TASK TO CARRY OUT
Pictures stay out of the copy; set down each line of the listing below exactly.

SUPPLIED RECORDS
###

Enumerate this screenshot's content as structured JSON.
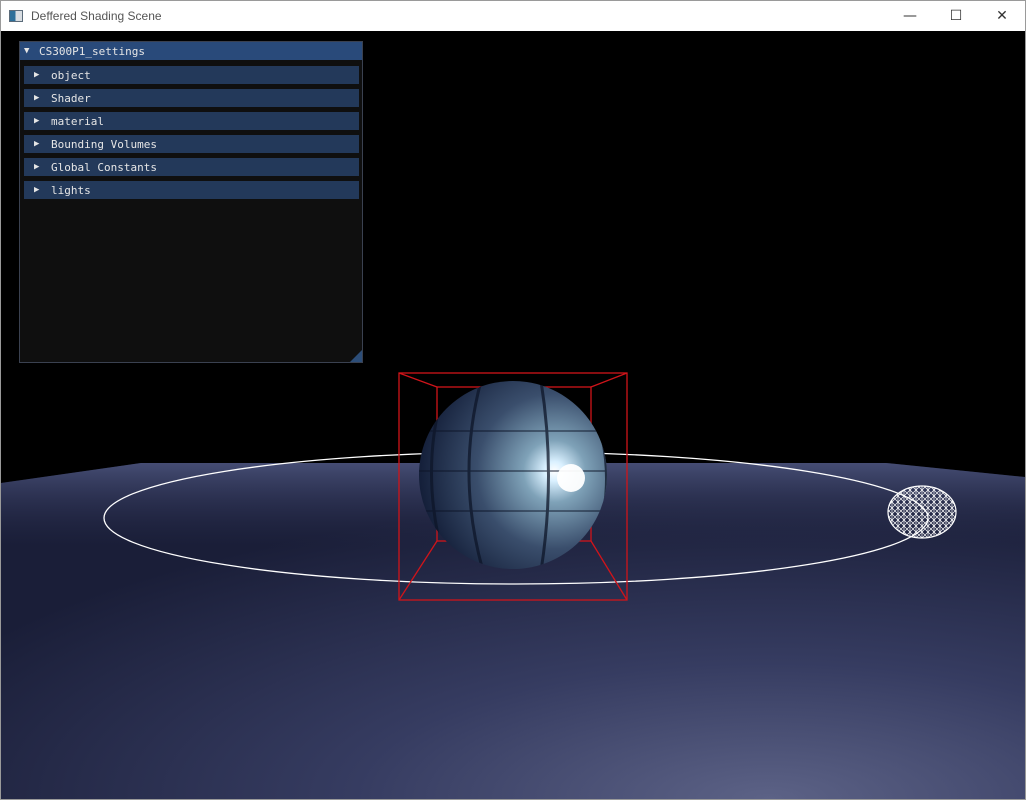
{
  "window": {
    "title": "Deffered Shading Scene",
    "controls": {
      "minimize": "—",
      "maximize": "☐",
      "close": "✕"
    }
  },
  "settings_panel": {
    "title": "CS300P1_settings",
    "collapse_arrow": "▼",
    "item_arrow": "▶",
    "items": [
      {
        "label": "object"
      },
      {
        "label": "Shader"
      },
      {
        "label": "material"
      },
      {
        "label": "Bounding Volumes"
      },
      {
        "label": "Global Constants"
      },
      {
        "label": "lights"
      }
    ]
  },
  "colors": {
    "panel_title": "#294a7a",
    "panel_header": "#23395a",
    "panel_bg": "#101010",
    "bounding_box": "#d0141a",
    "orbit": "#ffffff"
  }
}
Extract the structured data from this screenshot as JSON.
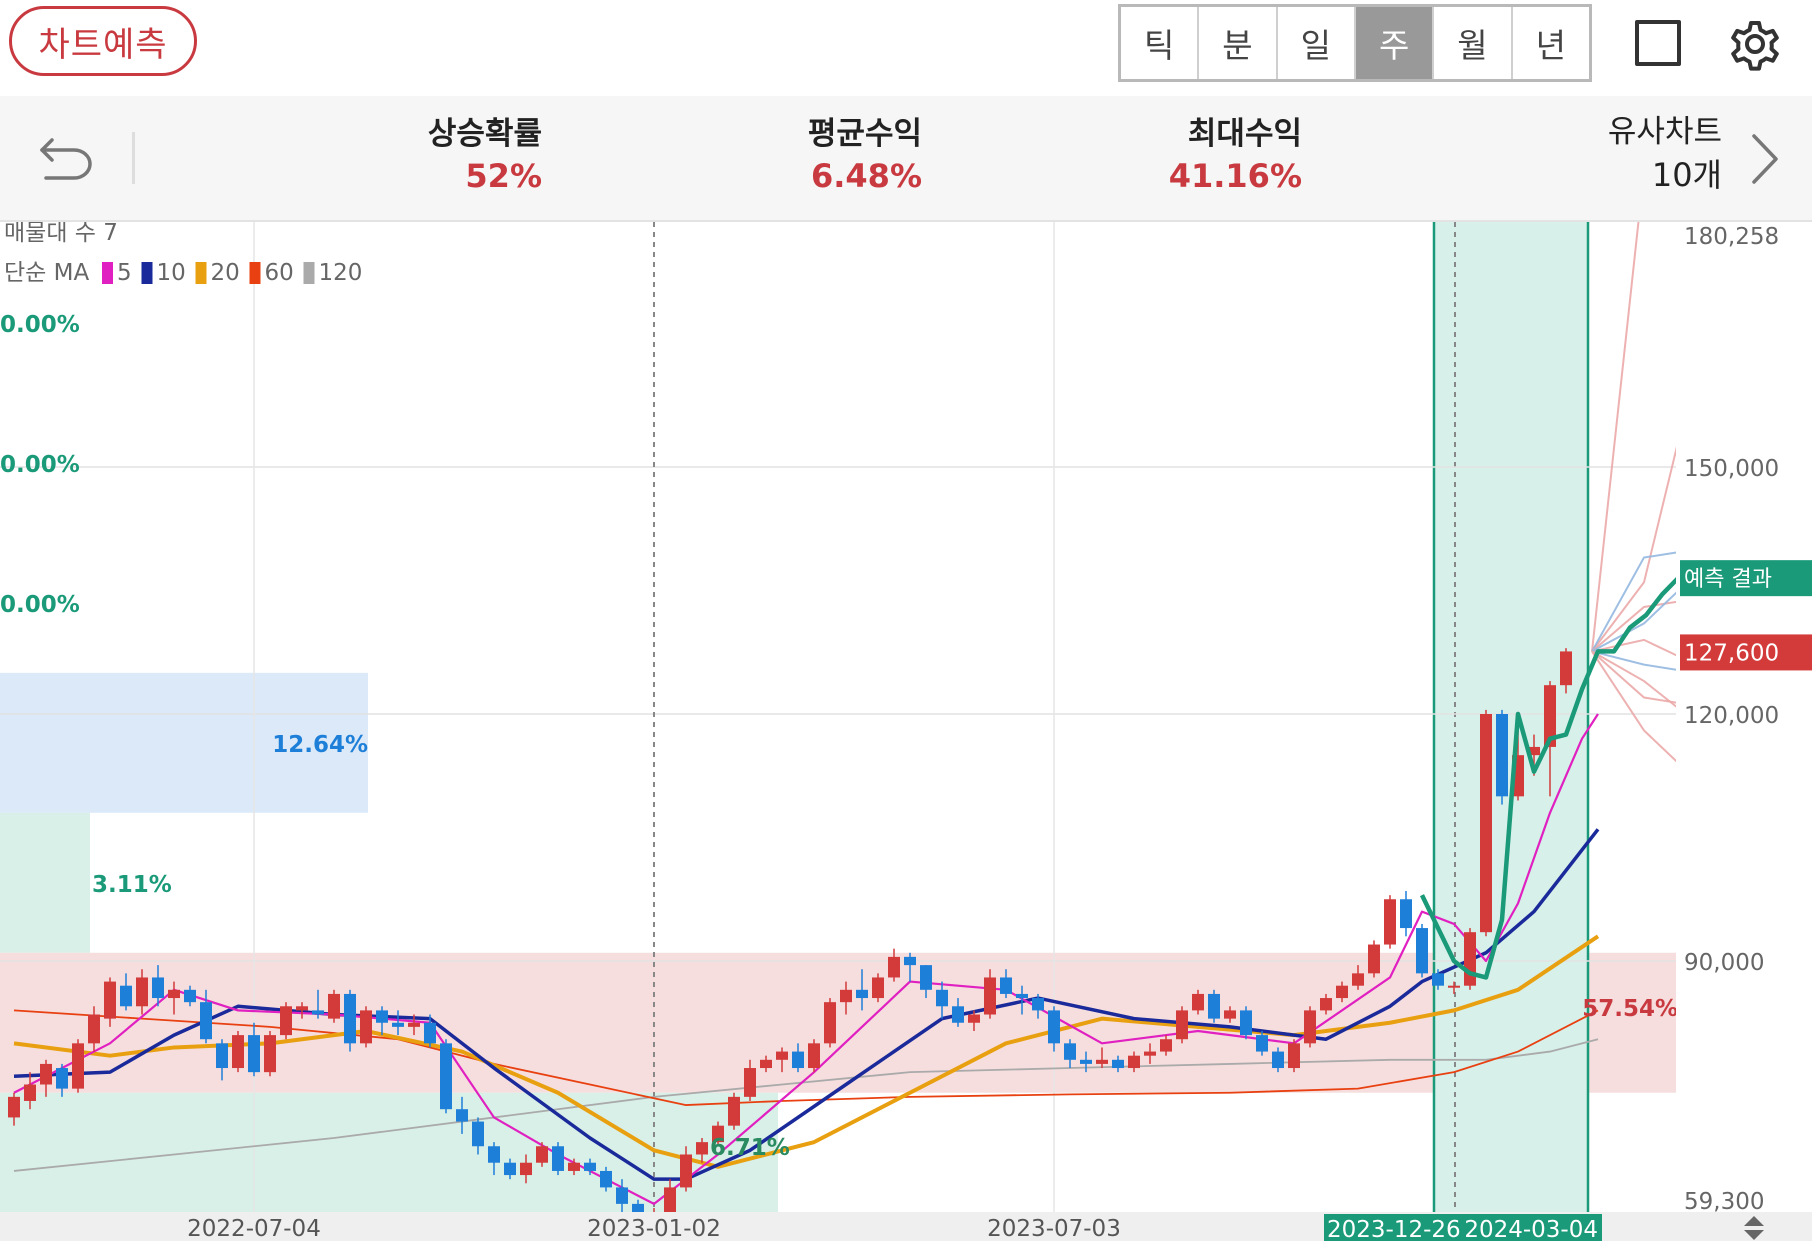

###

RESPONSE TO THIS TASK
Enumerate this screenshot's content as structured JSON.
{
  "window": {
    "title": "Deffered Shading Scene",
    "controls": {
      "minimize": "—",
      "maximize": "☐",
      "close": "✕"
    }
  },
  "settings_panel": {
    "title": "CS300P1_settings",
    "collapse_arrow": "▼",
    "item_arrow": "▶",
    "items": [
      {
        "label": "object"
      },
      {
        "label": "Shader"
      },
      {
        "label": "material"
      },
      {
        "label": "Bounding Volumes"
      },
      {
        "label": "Global Constants"
      },
      {
        "label": "lights"
      }
    ]
  },
  "colors": {
    "panel_title": "#294a7a",
    "panel_header": "#23395a",
    "panel_bg": "#101010",
    "bounding_box": "#d0141a",
    "orbit": "#ffffff"
  }
}
Extract the structured data from this screenshot as JSON.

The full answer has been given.